↓

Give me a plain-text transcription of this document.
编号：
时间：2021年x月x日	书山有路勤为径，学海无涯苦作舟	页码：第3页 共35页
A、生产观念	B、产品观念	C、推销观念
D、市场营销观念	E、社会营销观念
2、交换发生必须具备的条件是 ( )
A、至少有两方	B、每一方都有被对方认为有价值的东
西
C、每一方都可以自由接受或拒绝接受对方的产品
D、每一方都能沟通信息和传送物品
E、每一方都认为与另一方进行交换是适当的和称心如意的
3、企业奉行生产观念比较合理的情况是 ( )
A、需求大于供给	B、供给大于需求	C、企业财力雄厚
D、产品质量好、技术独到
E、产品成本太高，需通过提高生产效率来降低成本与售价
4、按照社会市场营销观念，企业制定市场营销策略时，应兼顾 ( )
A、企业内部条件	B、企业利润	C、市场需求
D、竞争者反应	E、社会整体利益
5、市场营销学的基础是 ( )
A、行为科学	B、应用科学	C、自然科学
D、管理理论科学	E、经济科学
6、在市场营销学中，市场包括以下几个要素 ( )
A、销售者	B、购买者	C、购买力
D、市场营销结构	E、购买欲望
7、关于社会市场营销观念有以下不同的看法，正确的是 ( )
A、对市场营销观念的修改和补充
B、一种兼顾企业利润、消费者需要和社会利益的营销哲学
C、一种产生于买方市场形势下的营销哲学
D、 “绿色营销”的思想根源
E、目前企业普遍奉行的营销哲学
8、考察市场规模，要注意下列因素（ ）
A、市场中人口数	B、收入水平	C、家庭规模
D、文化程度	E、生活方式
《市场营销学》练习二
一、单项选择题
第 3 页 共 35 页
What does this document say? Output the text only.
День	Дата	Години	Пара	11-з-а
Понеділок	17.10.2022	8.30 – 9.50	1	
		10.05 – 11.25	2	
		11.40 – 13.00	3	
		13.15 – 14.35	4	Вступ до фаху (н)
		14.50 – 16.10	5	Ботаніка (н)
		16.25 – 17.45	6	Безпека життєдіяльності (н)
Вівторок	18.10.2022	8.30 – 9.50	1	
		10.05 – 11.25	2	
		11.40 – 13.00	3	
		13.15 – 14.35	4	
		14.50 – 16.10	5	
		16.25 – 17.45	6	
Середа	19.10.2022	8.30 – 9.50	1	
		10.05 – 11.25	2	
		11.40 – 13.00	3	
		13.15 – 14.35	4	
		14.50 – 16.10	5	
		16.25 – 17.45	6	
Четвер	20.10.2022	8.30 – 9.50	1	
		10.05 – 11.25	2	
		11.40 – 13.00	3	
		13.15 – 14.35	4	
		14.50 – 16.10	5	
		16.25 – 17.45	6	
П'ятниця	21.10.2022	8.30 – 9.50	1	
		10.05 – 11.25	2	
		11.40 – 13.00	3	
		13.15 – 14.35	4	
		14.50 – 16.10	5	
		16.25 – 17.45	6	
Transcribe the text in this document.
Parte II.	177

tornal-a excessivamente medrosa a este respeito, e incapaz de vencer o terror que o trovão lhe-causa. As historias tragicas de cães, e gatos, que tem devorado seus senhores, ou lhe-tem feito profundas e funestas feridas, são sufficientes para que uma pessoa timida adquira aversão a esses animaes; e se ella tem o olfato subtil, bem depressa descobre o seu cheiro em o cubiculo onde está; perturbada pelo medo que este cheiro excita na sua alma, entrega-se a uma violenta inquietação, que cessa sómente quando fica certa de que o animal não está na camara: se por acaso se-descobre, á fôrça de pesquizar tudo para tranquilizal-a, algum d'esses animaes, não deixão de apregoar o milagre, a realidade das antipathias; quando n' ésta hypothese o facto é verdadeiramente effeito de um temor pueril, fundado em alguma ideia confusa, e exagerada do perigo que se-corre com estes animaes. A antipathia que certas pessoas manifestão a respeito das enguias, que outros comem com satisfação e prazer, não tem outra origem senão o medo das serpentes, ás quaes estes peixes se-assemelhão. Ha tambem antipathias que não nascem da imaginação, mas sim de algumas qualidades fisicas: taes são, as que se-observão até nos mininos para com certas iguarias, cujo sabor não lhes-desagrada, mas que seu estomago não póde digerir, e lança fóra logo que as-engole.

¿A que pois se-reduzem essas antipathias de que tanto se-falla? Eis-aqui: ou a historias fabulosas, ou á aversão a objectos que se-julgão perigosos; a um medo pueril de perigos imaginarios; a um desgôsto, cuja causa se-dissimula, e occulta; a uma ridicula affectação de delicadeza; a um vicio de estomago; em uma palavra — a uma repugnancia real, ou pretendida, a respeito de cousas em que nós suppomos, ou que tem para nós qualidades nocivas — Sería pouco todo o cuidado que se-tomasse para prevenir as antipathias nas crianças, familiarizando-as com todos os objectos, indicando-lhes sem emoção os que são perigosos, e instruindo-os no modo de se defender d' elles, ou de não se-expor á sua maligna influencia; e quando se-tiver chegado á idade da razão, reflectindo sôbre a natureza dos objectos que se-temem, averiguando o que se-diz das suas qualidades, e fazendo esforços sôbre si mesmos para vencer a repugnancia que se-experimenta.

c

↑

__Task to complete__
Copy out the data shown above without altering anything.

__Result__
Give me a plain-text transcription of this document.
编号：
时间：2021年x月x日	书山有路勤为径，学海无涯苦作舟	页码：第3页 共35页
A、生产观念	B、产品观念	C、推销观念
D、市场营销观念	E、社会营销观念
2、交换发生必须具备的条件是 ( )
A、至少有两方	B、每一方都有被对方认为有价值的东
西
C、每一方都可以自由接受或拒绝接受对方的产品
D、每一方都能沟通信息和传送物品
E、每一方都认为与另一方进行交换是适当的和称心如意的
3、企业奉行生产观念比较合理的情况是 ( )
A、需求大于供给	B、供给大于需求	C、企业财力雄厚
D、产品质量好、技术独到
E、产品成本太高，需通过提高生产效率来降低成本与售价
4、按照社会市场营销观念，企业制定市场营销策略时，应兼顾 ( )
A、企业内部条件	B、企业利润	C、市场需求
D、竞争者反应	E、社会整体利益
5、市场营销学的基础是 ( )
A、行为科学	B、应用科学	C、自然科学
D、管理理论科学	E、经济科学
6、在市场营销学中，市场包括以下几个要素 ( )
A、销售者	B、购买者	C、购买力
D、市场营销结构	E、购买欲望
7、关于社会市场营销观念有以下不同的看法，正确的是 ( )
A、对市场营销观念的修改和补充
B、一种兼顾企业利润、消费者需要和社会利益的营销哲学
C、一种产生于买方市场形势下的营销哲学
D、 “绿色营销”的思想根源
E、目前企业普遍奉行的营销哲学
8、考察市场规模，要注意下列因素（ ）
A、市场中人口数	B、收入水平	C、家庭规模
D、文化程度	E、生活方式
《市场营销学》练习二
一、单项选择题
第 3 页 共 35 页
What does this document say? Output the text only.
День	Дата	Години	Пара	11-з-а
Понеділок	17.10.2022	8.30 – 9.50	1	
		10.05 – 11.25	2	
		11.40 – 13.00	3	
		13.15 – 14.35	4	Вступ до фаху (н)
		14.50 – 16.10	5	Ботаніка (н)
		16.25 – 17.45	6	Безпека життєдіяльності (н)
Вівторок	18.10.2022	8.30 – 9.50	1	
		10.05 – 11.25	2	
		11.40 – 13.00	3	
		13.15 – 14.35	4	
		14.50 – 16.10	5	
		16.25 – 17.45	6	
Середа	19.10.2022	8.30 – 9.50	1	
		10.05 – 11.25	2	
		11.40 – 13.00	3	
		13.15 – 14.35	4	
		14.50 – 16.10	5	
		16.25 – 17.45	6	
Четвер	20.10.2022	8.30 – 9.50	1	
		10.05 – 11.25	2	
		11.40 – 13.00	3	
		13.15 – 14.35	4	
		14.50 – 16.10	5	
		16.25 – 17.45	6	
П'ятниця	21.10.2022	8.30 – 9.50	1	
		10.05 – 11.25	2	
		11.40 – 13.00	3	
		13.15 – 14.35	4	
		14.50 – 16.10	5	
		16.25 – 17.45	6	
Transcribe the text in this document.
Parte II.	177

tornal-a excessivamente medrosa a este respeito, e incapaz de vencer o terror que o trovão lhe-causa. As historias tragicas de cães, e gatos, que tem devorado seus senhores, ou lhe-tem feito profundas e funestas feridas, são sufficientes para que uma pessoa timida adquira aversão a esses animaes; e se ella tem o olfato subtil, bem depressa descobre o seu cheiro em o cubiculo onde está; perturbada pelo medo que este cheiro excita na sua alma, entrega-se a uma violenta inquietação, que cessa sómente quando fica certa de que o animal não está na camara: se por acaso se-descobre, á fôrça de pesquizar tudo para tranquilizal-a, algum d'esses animaes, não deixão de apregoar o milagre, a realidade das antipathias; quando n' ésta hypothese o facto é verdadeiramente effeito de um temor pueril, fundado em alguma ideia confusa, e exagerada do perigo que se-corre com estes animaes. A antipathia que certas pessoas manifestão a respeito das enguias, que outros comem com satisfação e prazer, não tem outra origem senão o medo das serpentes, ás quaes estes peixes se-assemelhão. Ha tambem antipathias que não nascem da imaginação, mas sim de algumas qualidades fisicas: taes são, as que se-observão até nos mininos para com certas iguarias, cujo sabor não lhes-desagrada, mas que seu estomago não póde digerir, e lança fóra logo que as-engole.

¿A que pois se-reduzem essas antipathias de que tanto se-falla? Eis-aqui: ou a historias fabulosas, ou á aversão a objectos que se-julgão perigosos; a um medo pueril de perigos imaginarios; a um desgôsto, cuja causa se-dissimula, e occulta; a uma ridicula affectação de delicadeza; a um vicio de estomago; em uma palavra — a uma repugnancia real, ou pretendida, a respeito de cousas em que nós suppomos, ou que tem para nós qualidades nocivas — Sería pouco todo o cuidado que se-tomasse para prevenir as antipathias nas crianças, familiarizando-as com todos os objectos, indicando-lhes sem emoção os que são perigosos, e instruindo-os no modo de se defender d' elles, ou de não se-expor á sua maligna influencia; e quando se-tiver chegado á idade da razão, reflectindo sôbre a natureza dos objectos que se-temem, averiguando o que se-diz das suas qualidades, e fazendo esforços sôbre si mesmos para vencer a repugnancia que se-experimenta.

c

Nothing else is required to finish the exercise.